Dataset items
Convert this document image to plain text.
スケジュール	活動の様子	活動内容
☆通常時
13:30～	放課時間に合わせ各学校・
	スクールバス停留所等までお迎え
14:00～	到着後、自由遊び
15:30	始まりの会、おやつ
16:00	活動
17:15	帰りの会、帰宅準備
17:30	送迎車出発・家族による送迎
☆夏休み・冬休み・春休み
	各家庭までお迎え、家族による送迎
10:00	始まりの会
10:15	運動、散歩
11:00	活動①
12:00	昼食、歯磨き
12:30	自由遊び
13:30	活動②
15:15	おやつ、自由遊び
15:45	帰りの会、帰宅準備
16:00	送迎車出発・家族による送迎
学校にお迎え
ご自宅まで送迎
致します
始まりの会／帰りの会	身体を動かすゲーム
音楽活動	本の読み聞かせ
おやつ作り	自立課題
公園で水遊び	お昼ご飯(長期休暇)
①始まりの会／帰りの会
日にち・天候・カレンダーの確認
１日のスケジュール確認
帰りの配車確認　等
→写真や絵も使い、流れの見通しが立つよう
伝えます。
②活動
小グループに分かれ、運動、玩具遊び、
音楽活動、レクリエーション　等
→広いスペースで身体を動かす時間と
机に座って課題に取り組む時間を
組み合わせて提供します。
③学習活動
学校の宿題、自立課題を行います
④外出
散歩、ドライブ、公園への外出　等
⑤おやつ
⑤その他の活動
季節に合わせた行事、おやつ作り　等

What to work on ->
Gather and copy every line of the data in which the string "自由遊び" is found.

The solution ->
14:00～	到着後、自由遊び
12:30	自由遊び
15:15	おやつ、自由遊び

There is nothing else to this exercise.